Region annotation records
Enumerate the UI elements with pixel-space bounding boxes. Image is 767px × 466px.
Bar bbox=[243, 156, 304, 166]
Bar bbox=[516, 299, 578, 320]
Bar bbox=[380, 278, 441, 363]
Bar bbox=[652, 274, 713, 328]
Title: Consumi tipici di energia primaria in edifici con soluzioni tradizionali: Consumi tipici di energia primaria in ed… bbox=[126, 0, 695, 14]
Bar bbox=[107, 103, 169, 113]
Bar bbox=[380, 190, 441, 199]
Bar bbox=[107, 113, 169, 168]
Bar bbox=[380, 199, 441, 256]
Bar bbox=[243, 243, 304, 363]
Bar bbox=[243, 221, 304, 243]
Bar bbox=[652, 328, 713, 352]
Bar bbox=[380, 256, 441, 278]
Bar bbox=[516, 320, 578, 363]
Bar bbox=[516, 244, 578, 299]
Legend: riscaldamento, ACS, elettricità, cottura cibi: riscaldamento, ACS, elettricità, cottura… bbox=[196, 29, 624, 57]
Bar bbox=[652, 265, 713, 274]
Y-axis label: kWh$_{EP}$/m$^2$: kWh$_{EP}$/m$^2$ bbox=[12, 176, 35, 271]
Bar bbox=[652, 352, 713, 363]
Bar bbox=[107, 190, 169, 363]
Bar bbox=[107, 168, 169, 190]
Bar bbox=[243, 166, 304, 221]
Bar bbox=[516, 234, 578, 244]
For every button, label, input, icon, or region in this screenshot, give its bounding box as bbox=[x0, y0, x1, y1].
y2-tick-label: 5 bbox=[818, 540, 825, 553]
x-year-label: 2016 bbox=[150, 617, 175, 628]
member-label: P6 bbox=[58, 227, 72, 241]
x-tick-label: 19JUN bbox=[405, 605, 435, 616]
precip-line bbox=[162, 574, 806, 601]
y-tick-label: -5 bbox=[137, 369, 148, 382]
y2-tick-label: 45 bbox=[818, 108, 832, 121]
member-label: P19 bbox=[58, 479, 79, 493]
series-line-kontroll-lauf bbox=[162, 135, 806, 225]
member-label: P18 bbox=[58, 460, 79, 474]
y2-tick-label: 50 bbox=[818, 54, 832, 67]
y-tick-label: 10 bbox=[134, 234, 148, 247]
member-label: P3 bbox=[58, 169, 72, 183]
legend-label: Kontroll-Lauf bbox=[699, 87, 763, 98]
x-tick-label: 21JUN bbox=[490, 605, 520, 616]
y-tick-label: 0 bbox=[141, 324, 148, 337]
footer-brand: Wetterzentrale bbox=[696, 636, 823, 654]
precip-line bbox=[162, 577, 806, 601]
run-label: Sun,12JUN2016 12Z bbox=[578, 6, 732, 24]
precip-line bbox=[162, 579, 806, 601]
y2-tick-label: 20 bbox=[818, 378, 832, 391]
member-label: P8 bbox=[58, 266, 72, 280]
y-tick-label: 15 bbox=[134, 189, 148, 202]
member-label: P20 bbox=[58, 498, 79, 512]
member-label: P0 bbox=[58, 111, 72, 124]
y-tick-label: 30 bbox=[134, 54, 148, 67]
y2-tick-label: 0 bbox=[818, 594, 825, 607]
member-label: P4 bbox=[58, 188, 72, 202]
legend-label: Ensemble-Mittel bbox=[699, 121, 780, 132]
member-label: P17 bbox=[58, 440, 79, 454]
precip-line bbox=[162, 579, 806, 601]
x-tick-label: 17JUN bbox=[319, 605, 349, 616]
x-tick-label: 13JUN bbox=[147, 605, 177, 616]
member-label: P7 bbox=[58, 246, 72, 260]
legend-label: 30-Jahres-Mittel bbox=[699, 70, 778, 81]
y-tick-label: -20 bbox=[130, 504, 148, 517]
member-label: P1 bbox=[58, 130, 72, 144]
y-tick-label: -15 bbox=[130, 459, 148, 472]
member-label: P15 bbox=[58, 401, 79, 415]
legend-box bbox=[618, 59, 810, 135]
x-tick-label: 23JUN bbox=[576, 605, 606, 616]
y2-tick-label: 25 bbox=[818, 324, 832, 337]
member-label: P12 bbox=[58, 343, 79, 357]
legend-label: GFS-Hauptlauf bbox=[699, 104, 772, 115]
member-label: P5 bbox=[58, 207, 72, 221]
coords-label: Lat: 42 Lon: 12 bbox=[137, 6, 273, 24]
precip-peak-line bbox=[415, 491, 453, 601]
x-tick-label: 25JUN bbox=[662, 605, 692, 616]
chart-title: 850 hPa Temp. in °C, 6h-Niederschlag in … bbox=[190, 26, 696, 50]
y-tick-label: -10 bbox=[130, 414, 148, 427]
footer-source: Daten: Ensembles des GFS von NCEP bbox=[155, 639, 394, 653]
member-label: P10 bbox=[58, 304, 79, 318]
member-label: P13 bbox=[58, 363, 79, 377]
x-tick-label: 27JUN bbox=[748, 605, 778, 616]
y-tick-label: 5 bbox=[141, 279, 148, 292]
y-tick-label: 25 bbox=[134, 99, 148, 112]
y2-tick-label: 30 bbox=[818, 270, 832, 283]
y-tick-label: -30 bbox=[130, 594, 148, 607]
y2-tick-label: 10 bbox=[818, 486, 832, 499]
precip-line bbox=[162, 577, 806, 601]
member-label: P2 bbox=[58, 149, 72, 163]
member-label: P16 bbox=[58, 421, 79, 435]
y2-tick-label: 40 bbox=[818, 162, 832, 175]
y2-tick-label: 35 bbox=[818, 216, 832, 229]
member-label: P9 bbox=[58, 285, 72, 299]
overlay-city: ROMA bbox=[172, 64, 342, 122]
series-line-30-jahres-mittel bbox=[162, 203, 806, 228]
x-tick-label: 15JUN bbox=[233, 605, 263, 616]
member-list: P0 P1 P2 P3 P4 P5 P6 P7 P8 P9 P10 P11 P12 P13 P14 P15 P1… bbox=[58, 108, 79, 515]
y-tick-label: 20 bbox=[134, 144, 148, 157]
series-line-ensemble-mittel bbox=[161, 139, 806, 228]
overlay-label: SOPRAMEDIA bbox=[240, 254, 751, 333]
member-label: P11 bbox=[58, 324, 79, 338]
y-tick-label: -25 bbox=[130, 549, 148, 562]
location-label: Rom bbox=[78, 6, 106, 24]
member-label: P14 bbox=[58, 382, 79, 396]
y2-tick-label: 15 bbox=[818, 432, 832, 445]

WHAT TO DO
Reproduce every one of the records above word for word, from the first line through the last.

FINISHED TASK
Enumerate the UI elements with pixel-space bounding boxes. Image is 767px × 466px.
Bar bbox=[243, 156, 304, 166]
Bar bbox=[516, 299, 578, 320]
Bar bbox=[380, 278, 441, 363]
Bar bbox=[652, 274, 713, 328]
Title: Consumi tipici di energia primaria in edifici con soluzioni tradizionali: Consumi tipici di energia primaria in ed… bbox=[126, 0, 695, 14]
Bar bbox=[107, 103, 169, 113]
Bar bbox=[380, 190, 441, 199]
Bar bbox=[107, 113, 169, 168]
Bar bbox=[380, 199, 441, 256]
Bar bbox=[243, 243, 304, 363]
Bar bbox=[243, 221, 304, 243]
Bar bbox=[652, 328, 713, 352]
Bar bbox=[380, 256, 441, 278]
Bar bbox=[516, 320, 578, 363]
Bar bbox=[516, 244, 578, 299]
Legend: riscaldamento, ACS, elettricità, cottura cibi: riscaldamento, ACS, elettricità, cottura… bbox=[196, 29, 624, 57]
Bar bbox=[652, 265, 713, 274]
Y-axis label: kWh$_{EP}$/m$^2$: kWh$_{EP}$/m$^2$ bbox=[12, 176, 35, 271]
Bar bbox=[652, 352, 713, 363]
Bar bbox=[107, 190, 169, 363]
Bar bbox=[107, 168, 169, 190]
Bar bbox=[243, 166, 304, 221]
Bar bbox=[516, 234, 578, 244]
For every button, label, input, icon, or region in this screenshot, give its bounding box as bbox=[x0, y0, x1, y1].
y2-tick-label: 5 bbox=[818, 540, 825, 553]
x-year-label: 2016 bbox=[150, 617, 175, 628]
member-label: P6 bbox=[58, 227, 72, 241]
x-tick-label: 19JUN bbox=[405, 605, 435, 616]
precip-line bbox=[162, 574, 806, 601]
y-tick-label: -5 bbox=[137, 369, 148, 382]
y2-tick-label: 45 bbox=[818, 108, 832, 121]
member-label: P19 bbox=[58, 479, 79, 493]
series-line-kontroll-lauf bbox=[162, 135, 806, 225]
member-label: P18 bbox=[58, 460, 79, 474]
y2-tick-label: 50 bbox=[818, 54, 832, 67]
y-tick-label: 10 bbox=[134, 234, 148, 247]
member-label: P3 bbox=[58, 169, 72, 183]
legend-label: Kontroll-Lauf bbox=[699, 87, 763, 98]
x-tick-label: 21JUN bbox=[490, 605, 520, 616]
y-tick-label: 0 bbox=[141, 324, 148, 337]
footer-brand: Wetterzentrale bbox=[696, 636, 823, 654]
precip-line bbox=[162, 577, 806, 601]
run-label: Sun,12JUN2016 12Z bbox=[578, 6, 732, 24]
precip-line bbox=[162, 579, 806, 601]
y2-tick-label: 20 bbox=[818, 378, 832, 391]
member-label: P8 bbox=[58, 266, 72, 280]
y-tick-label: 15 bbox=[134, 189, 148, 202]
member-label: P20 bbox=[58, 498, 79, 512]
member-label: P0 bbox=[58, 111, 72, 124]
y-tick-label: 30 bbox=[134, 54, 148, 67]
y2-tick-label: 0 bbox=[818, 594, 825, 607]
member-label: P4 bbox=[58, 188, 72, 202]
legend-label: Ensemble-Mittel bbox=[699, 121, 780, 132]
member-label: P17 bbox=[58, 440, 79, 454]
precip-line bbox=[162, 579, 806, 601]
x-tick-label: 17JUN bbox=[319, 605, 349, 616]
x-tick-label: 13JUN bbox=[147, 605, 177, 616]
member-label: P7 bbox=[58, 246, 72, 260]
legend-label: 30-Jahres-Mittel bbox=[699, 70, 778, 81]
y-tick-label: -20 bbox=[130, 504, 148, 517]
member-label: P1 bbox=[58, 130, 72, 144]
y-tick-label: -15 bbox=[130, 459, 148, 472]
member-label: P15 bbox=[58, 401, 79, 415]
legend-box bbox=[618, 59, 810, 135]
x-tick-label: 23JUN bbox=[576, 605, 606, 616]
y2-tick-label: 25 bbox=[818, 324, 832, 337]
member-label: P12 bbox=[58, 343, 79, 357]
legend-label: GFS-Hauptlauf bbox=[699, 104, 772, 115]
member-label: P5 bbox=[58, 207, 72, 221]
coords-label: Lat: 42 Lon: 12 bbox=[137, 6, 273, 24]
precip-peak-line bbox=[415, 491, 453, 601]
x-tick-label: 25JUN bbox=[662, 605, 692, 616]
chart-title: 850 hPa Temp. in °C, 6h-Niederschlag in … bbox=[190, 26, 696, 50]
y-tick-label: -10 bbox=[130, 414, 148, 427]
footer-source: Daten: Ensembles des GFS von NCEP bbox=[155, 639, 394, 653]
member-label: P10 bbox=[58, 304, 79, 318]
member-label: P13 bbox=[58, 363, 79, 377]
x-tick-label: 27JUN bbox=[748, 605, 778, 616]
y-tick-label: 5 bbox=[141, 279, 148, 292]
y-tick-label: 25 bbox=[134, 99, 148, 112]
y2-tick-label: 30 bbox=[818, 270, 832, 283]
y-tick-label: -30 bbox=[130, 594, 148, 607]
y2-tick-label: 10 bbox=[818, 486, 832, 499]
precip-line bbox=[162, 577, 806, 601]
member-label: P2 bbox=[58, 149, 72, 163]
member-label: P16 bbox=[58, 421, 79, 435]
y2-tick-label: 40 bbox=[818, 162, 832, 175]
y2-tick-label: 35 bbox=[818, 216, 832, 229]
member-label: P9 bbox=[58, 285, 72, 299]
overlay-city: ROMA bbox=[172, 64, 342, 122]
series-line-30-jahres-mittel bbox=[162, 203, 806, 228]
x-tick-label: 15JUN bbox=[233, 605, 263, 616]
member-list: P0 P1 P2 P3 P4 P5 P6 P7 P8 P9 P10 P11 P12 P13 P14 P15 P1… bbox=[58, 108, 79, 515]
y-tick-label: 20 bbox=[134, 144, 148, 157]
series-line-ensemble-mittel bbox=[161, 139, 806, 228]
overlay-label: SOPRAMEDIA bbox=[240, 254, 751, 333]
member-label: P11 bbox=[58, 324, 79, 338]
y-tick-label: -25 bbox=[130, 549, 148, 562]
location-label: Rom bbox=[78, 6, 106, 24]
member-label: P14 bbox=[58, 382, 79, 396]
y2-tick-label: 15 bbox=[818, 432, 832, 445]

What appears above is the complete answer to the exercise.